Source passage:
==========
Visual Guide to NoSQL Systems

jbellis · on March 14, 2010

Submitted http://news.ycombinator.com/item?id=1191075 because a lot of people in this thread could use an explanation of what CAP actually means. :)

strlen · on March 14, 2010

I think P should be an S ("split"), a lot of people seem to confuse partition in the context of "partitioning a database" with a network partition ("split-brain" scenario).

Perhaps a better example to use should be a distributed chat room.

strlen · on March 14, 2010

This doesn't look entirely right to me.

Some comments:

Some RDBMS actual perform background asynchronous replication. If you're doing your reads from slaved replicas, you've got an "eventually consistent" system ("A{possibly, P}"). If you're only doing reads from the master node, you're no longer highly available. If you're "promoting" slaves in the case of a master failing, you're _AT_ best back to the case of eventual consistency (if the master comes back and the replication backlog is replayed correctly) or you might not be consistent at all. To echo others, let's call this "potential consistency".

Eventual consistency isn't something Amazon decided to make up, we've dealt with eventually consistent systems on a daily basis long before (DNS, usenet, some distributed file systems, etc...).

BigTable and co. are not "CP" and much more true to the "CA" definition than say MySQL replication or Postgres + Slony. They use protocols like Paxos with leases (BigTable) and Zab (used by ZooKeeper based systems). These are modified 3PC protocols: unlike 2PC protocols, they still guarantee fault tolerance ("A") even if the coordinator node fails; unlike pure 3PC protocols they offer certain guarantees of liveliness (e.g., through the use of leases) and even some degree of partition tolerance. Still, Google had to build Spanner on top of BigTable to provide partition tolerance / true multi-datacenter operation.

cx01 · on March 14, 2010

> If you're "promoting" slaves in the case of a master failing, you're again back to the case of eventual consistency.

I don't think so. If you use asynchronous replication and the master fails directly after acknowledging a new request but before forwarding it to the slaves, this request may be totally lost. So you'd have no consistency at all (or at least not eventual consistency).

strlen · on March 14, 2010

My bad. Editing the original comment. You're completely right, I forgot the case of master failing before all writes made to it are replicated.

gruseom · on March 14, 2010

Given that it's been proven that there is a tradeoff between C, A, and P, this triangle is a good idea, one of those ideas that is obvious as soon as you see it (but not before).
==========
Listing:
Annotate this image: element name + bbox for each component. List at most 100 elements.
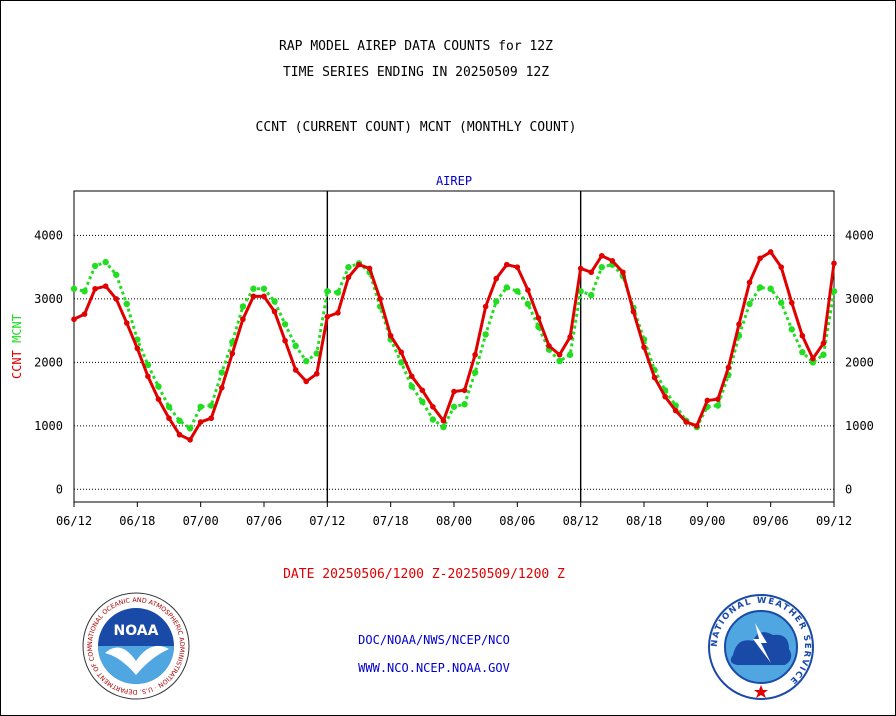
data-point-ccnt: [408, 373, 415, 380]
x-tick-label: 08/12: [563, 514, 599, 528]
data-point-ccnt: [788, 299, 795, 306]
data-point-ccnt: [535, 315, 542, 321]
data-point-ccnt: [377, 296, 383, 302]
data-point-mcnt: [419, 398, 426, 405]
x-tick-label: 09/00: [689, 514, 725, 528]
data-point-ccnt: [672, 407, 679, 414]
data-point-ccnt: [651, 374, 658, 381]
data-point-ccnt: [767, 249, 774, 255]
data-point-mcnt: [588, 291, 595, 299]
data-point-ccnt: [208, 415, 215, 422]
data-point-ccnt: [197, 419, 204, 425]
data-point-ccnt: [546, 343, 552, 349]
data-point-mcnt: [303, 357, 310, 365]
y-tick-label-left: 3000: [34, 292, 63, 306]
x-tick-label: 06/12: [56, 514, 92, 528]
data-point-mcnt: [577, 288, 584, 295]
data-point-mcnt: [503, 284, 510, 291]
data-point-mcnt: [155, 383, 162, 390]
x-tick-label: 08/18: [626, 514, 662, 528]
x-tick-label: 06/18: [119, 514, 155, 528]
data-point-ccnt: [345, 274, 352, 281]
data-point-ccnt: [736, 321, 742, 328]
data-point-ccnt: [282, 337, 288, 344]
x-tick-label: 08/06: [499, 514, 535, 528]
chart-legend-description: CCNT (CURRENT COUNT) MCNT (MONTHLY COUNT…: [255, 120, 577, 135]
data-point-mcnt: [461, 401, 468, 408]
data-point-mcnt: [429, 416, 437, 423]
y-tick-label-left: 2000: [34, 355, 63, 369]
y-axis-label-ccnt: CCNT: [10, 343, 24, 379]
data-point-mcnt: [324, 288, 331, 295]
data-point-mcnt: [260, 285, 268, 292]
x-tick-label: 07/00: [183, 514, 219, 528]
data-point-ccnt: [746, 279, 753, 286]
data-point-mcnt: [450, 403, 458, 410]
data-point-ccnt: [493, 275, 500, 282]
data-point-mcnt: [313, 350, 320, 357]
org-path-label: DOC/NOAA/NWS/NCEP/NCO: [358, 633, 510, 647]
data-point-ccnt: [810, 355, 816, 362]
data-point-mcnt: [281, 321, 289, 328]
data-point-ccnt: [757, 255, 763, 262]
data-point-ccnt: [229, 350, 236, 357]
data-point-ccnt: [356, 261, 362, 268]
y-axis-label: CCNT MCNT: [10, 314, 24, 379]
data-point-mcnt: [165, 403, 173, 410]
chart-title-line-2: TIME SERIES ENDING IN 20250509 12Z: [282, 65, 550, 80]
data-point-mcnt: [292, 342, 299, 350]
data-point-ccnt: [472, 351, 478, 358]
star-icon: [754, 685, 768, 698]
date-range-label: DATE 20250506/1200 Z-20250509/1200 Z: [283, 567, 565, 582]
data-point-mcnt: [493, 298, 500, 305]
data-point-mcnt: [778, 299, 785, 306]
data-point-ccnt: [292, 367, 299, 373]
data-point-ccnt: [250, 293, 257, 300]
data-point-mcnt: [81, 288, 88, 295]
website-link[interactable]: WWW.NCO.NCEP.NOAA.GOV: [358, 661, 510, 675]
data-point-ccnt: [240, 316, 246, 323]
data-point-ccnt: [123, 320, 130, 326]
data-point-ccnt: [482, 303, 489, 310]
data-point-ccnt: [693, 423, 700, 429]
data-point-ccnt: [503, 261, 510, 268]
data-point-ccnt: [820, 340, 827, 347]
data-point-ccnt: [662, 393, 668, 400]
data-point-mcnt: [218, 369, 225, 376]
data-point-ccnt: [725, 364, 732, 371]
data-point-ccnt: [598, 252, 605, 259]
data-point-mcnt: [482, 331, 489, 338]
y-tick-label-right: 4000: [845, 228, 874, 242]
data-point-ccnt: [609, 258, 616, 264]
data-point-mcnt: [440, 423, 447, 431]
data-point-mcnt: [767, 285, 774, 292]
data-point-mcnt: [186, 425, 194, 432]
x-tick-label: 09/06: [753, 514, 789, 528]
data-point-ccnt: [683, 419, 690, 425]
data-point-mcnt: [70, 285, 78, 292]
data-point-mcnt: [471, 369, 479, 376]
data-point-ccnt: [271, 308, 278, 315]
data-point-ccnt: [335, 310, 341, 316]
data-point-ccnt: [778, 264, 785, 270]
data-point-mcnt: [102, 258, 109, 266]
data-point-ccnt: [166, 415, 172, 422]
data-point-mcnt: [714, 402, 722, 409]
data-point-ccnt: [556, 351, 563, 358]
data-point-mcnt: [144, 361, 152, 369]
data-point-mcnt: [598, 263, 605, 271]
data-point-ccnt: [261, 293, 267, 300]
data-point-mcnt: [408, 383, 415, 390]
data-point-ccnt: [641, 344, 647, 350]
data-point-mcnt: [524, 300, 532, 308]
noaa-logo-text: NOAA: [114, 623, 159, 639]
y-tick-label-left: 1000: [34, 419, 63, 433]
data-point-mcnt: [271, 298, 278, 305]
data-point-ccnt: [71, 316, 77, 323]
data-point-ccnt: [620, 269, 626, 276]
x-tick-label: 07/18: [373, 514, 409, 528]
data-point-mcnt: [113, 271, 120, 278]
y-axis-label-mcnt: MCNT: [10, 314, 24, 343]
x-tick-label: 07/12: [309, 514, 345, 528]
==========
From the NoSQL thread, set down everything from "I don't think" down to "it are replicated.", word for word.

I don't think so. If you use asynchronous replication and the master fails directly after acknowledging a new request but before forwarding it to the slaves, this request may be totally lost. So you'd have no consistency at all (or at least not eventual consistency).

strlen · on March 14, 2010

My bad. Editing the original comment. You're completely right, I forgot the case of master failing before all writes made to it are replicated.